"""

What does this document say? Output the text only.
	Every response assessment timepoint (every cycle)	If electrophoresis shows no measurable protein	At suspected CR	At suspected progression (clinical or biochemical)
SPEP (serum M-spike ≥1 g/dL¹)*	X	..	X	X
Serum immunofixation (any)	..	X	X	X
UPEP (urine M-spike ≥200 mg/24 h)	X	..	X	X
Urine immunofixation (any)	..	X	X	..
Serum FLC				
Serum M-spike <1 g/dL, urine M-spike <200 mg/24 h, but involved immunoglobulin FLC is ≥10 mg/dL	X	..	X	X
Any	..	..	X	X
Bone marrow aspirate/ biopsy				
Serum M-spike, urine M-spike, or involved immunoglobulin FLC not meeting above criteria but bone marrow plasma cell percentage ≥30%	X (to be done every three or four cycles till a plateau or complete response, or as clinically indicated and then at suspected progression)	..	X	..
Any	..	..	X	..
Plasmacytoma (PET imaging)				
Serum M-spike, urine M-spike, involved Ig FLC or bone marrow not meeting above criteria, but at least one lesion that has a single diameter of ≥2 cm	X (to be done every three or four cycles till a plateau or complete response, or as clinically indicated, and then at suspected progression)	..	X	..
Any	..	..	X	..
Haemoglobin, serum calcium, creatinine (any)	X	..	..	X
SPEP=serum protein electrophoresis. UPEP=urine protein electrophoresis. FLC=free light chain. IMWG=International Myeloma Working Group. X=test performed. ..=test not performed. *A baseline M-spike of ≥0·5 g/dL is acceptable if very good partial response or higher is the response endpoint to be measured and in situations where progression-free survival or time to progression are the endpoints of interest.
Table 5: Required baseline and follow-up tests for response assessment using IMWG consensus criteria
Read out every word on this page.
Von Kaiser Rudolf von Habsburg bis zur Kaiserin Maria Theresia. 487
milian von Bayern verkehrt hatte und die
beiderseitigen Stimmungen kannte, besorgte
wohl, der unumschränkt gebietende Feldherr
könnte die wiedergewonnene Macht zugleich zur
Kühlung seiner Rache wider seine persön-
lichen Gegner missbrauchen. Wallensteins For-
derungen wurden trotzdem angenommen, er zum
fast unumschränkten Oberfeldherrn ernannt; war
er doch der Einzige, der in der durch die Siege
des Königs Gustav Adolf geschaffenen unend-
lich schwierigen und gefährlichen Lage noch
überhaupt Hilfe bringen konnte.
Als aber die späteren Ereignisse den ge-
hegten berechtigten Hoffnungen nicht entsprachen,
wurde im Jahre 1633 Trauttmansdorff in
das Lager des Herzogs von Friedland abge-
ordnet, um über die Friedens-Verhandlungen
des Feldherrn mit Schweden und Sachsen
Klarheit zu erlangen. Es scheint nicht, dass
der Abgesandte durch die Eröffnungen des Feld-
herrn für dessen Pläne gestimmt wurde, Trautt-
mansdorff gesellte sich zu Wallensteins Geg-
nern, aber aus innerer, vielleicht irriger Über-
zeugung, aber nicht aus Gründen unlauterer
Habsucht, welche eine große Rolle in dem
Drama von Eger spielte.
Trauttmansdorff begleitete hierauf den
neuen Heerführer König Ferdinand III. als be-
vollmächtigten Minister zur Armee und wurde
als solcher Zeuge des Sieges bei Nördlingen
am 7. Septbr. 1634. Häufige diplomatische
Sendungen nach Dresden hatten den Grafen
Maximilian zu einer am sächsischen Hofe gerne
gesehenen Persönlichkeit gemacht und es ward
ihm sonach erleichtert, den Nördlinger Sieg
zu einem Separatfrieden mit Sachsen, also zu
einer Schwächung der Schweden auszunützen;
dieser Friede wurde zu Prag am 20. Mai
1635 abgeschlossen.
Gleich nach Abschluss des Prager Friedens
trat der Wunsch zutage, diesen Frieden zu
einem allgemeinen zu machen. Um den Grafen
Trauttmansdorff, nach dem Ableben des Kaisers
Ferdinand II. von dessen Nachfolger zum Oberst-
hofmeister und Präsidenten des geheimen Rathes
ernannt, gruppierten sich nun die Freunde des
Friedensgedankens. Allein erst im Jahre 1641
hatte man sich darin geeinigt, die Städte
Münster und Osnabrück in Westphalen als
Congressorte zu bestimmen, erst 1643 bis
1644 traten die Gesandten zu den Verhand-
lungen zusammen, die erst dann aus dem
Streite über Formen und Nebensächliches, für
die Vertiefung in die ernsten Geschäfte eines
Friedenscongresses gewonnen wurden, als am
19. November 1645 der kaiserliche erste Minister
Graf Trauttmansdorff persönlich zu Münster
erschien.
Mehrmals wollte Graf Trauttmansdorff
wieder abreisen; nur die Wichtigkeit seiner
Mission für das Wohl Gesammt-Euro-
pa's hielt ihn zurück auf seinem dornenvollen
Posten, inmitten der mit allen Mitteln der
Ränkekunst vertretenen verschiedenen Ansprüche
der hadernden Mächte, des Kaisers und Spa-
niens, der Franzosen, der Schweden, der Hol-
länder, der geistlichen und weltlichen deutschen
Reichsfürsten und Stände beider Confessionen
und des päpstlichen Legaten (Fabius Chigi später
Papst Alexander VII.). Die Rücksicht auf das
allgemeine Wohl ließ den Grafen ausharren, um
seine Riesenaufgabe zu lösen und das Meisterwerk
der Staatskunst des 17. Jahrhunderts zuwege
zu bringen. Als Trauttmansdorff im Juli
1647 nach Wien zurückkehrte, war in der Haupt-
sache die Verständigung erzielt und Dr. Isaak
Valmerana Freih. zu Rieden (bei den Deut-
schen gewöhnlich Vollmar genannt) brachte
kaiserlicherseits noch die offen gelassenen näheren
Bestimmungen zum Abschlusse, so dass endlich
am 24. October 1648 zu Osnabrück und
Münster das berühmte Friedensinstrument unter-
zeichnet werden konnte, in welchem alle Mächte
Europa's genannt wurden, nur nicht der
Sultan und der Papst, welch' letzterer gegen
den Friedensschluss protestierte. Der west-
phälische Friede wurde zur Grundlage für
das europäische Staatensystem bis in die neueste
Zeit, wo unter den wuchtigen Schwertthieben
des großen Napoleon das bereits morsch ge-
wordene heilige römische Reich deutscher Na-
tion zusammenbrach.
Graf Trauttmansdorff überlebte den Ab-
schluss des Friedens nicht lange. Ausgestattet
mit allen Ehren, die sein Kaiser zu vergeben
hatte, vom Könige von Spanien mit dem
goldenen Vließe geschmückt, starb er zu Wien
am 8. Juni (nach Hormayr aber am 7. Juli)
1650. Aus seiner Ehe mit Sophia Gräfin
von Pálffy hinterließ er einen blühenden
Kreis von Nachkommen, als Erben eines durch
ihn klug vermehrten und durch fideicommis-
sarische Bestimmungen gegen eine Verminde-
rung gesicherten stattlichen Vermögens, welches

"""

What is being asked – Transcribe the records exactly as they appear.

Expected answer –
What does this document say? Output the text only.
	Every response assessment timepoint (every cycle)	If electrophoresis shows no measurable protein	At suspected CR	At suspected progression (clinical or biochemical)
SPEP (serum M-spike ≥1 g/dL¹)*	X	..	X	X
Serum immunofixation (any)	..	X	X	X
UPEP (urine M-spike ≥200 mg/24 h)	X	..	X	X
Urine immunofixation (any)	..	X	X	..
Serum FLC				
Serum M-spike <1 g/dL, urine M-spike <200 mg/24 h, but involved immunoglobulin FLC is ≥10 mg/dL	X	..	X	X
Any	..	..	X	X
Bone marrow aspirate/ biopsy				
Serum M-spike, urine M-spike, or involved immunoglobulin FLC not meeting above criteria but bone marrow plasma cell percentage ≥30%	X (to be done every three or four cycles till a plateau or complete response, or as clinically indicated and then at suspected progression)	..	X	..
Any	..	..	X	..
Plasmacytoma (PET imaging)				
Serum M-spike, urine M-spike, involved Ig FLC or bone marrow not meeting above criteria, but at least one lesion that has a single diameter of ≥2 cm	X (to be done every three or four cycles till a plateau or complete response, or as clinically indicated, and then at suspected progression)	..	X	..
Any	..	..	X	..
Haemoglobin, serum calcium, creatinine (any)	X	..	..	X
SPEP=serum protein electrophoresis. UPEP=urine protein electrophoresis. FLC=free light chain. IMWG=International Myeloma Working Group. X=test performed. ..=test not performed. *A baseline M-spike of ≥0·5 g/dL is acceptable if very good partial response or higher is the response endpoint to be measured and in situations where progression-free survival or time to progression are the endpoints of interest.
Table 5: Required baseline and follow-up tests for response assessment using IMWG consensus criteria
Read out every word on this page.
Von Kaiser Rudolf von Habsburg bis zur Kaiserin Maria Theresia. 487
milian von Bayern verkehrt hatte und die
beiderseitigen Stimmungen kannte, besorgte
wohl, der unumschränkt gebietende Feldherr
könnte die wiedergewonnene Macht zugleich zur
Kühlung seiner Rache wider seine persön-
lichen Gegner missbrauchen. Wallensteins For-
derungen wurden trotzdem angenommen, er zum
fast unumschränkten Oberfeldherrn ernannt; war
er doch der Einzige, der in der durch die Siege
des Königs Gustav Adolf geschaffenen unend-
lich schwierigen und gefährlichen Lage noch
überhaupt Hilfe bringen konnte.
Als aber die späteren Ereignisse den ge-
hegten berechtigten Hoffnungen nicht entsprachen,
wurde im Jahre 1633 Trauttmansdorff in
das Lager des Herzogs von Friedland abge-
ordnet, um über die Friedens-Verhandlungen
des Feldherrn mit Schweden und Sachsen
Klarheit zu erlangen. Es scheint nicht, dass
der Abgesandte durch die Eröffnungen des Feld-
herrn für dessen Pläne gestimmt wurde, Trautt-
mansdorff gesellte sich zu Wallensteins Geg-
nern, aber aus innerer, vielleicht irriger Über-
zeugung, aber nicht aus Gründen unlauterer
Habsucht, welche eine große Rolle in dem
Drama von Eger spielte.
Trauttmansdorff begleitete hierauf den
neuen Heerführer König Ferdinand III. als be-
vollmächtigten Minister zur Armee und wurde
als solcher Zeuge des Sieges bei Nördlingen
am 7. Septbr. 1634. Häufige diplomatische
Sendungen nach Dresden hatten den Grafen
Maximilian zu einer am sächsischen Hofe gerne
gesehenen Persönlichkeit gemacht und es ward
ihm sonach erleichtert, den Nördlinger Sieg
zu einem Separatfrieden mit Sachsen, also zu
einer Schwächung der Schweden auszunützen;
dieser Friede wurde zu Prag am 20. Mai
1635 abgeschlossen.
Gleich nach Abschluss des Prager Friedens
trat der Wunsch zutage, diesen Frieden zu
einem allgemeinen zu machen. Um den Grafen
Trauttmansdorff, nach dem Ableben des Kaisers
Ferdinand II. von dessen Nachfolger zum Oberst-
hofmeister und Präsidenten des geheimen Rathes
ernannt, gruppierten sich nun die Freunde des
Friedensgedankens. Allein erst im Jahre 1641
hatte man sich darin geeinigt, die Städte
Münster und Osnabrück in Westphalen als
Congressorte zu bestimmen, erst 1643 bis
1644 traten die Gesandten zu den Verhand-
lungen zusammen, die erst dann aus dem
Streite über Formen und Nebensächliches, für
die Vertiefung in die ernsten Geschäfte eines
Friedenscongresses gewonnen wurden, als am
19. November 1645 der kaiserliche erste Minister
Graf Trauttmansdorff persönlich zu Münster
erschien.
Mehrmals wollte Graf Trauttmansdorff
wieder abreisen; nur die Wichtigkeit seiner
Mission für das Wohl Gesammt-Euro-
pa's hielt ihn zurück auf seinem dornenvollen
Posten, inmitten der mit allen Mitteln der
Ränkekunst vertretenen verschiedenen Ansprüche
der hadernden Mächte, des Kaisers und Spa-
niens, der Franzosen, der Schweden, der Hol-
länder, der geistlichen und weltlichen deutschen
Reichsfürsten und Stände beider Confessionen
und des päpstlichen Legaten (Fabius Chigi später
Papst Alexander VII.). Die Rücksicht auf das
allgemeine Wohl ließ den Grafen ausharren, um
seine Riesenaufgabe zu lösen und das Meisterwerk
der Staatskunst des 17. Jahrhunderts zuwege
zu bringen. Als Trauttmansdorff im Juli
1647 nach Wien zurückkehrte, war in der Haupt-
sache die Verständigung erzielt und Dr. Isaak
Valmerana Freih. zu Rieden (bei den Deut-
schen gewöhnlich Vollmar genannt) brachte
kaiserlicherseits noch die offen gelassenen näheren
Bestimmungen zum Abschlusse, so dass endlich
am 24. October 1648 zu Osnabrück und
Münster das berühmte Friedensinstrument unter-
zeichnet werden konnte, in welchem alle Mächte
Europa's genannt wurden, nur nicht der
Sultan und der Papst, welch' letzterer gegen
den Friedensschluss protestierte. Der west-
phälische Friede wurde zur Grundlage für
das europäische Staatensystem bis in die neueste
Zeit, wo unter den wuchtigen Schwertthieben
des großen Napoleon das bereits morsch ge-
wordene heilige römische Reich deutscher Na-
tion zusammenbrach.
Graf Trauttmansdorff überlebte den Ab-
schluss des Friedens nicht lange. Ausgestattet
mit allen Ehren, die sein Kaiser zu vergeben
hatte, vom Könige von Spanien mit dem
goldenen Vließe geschmückt, starb er zu Wien
am 8. Juni (nach Hormayr aber am 7. Juli)
1650. Aus seiner Ehe mit Sophia Gräfin
von Pálffy hinterließ er einen blühenden
Kreis von Nachkommen, als Erben eines durch
ihn klug vermehrten und durch fideicommis-
sarische Bestimmungen gegen eine Verminde-
rung gesicherten stattlichen Vermögens, welches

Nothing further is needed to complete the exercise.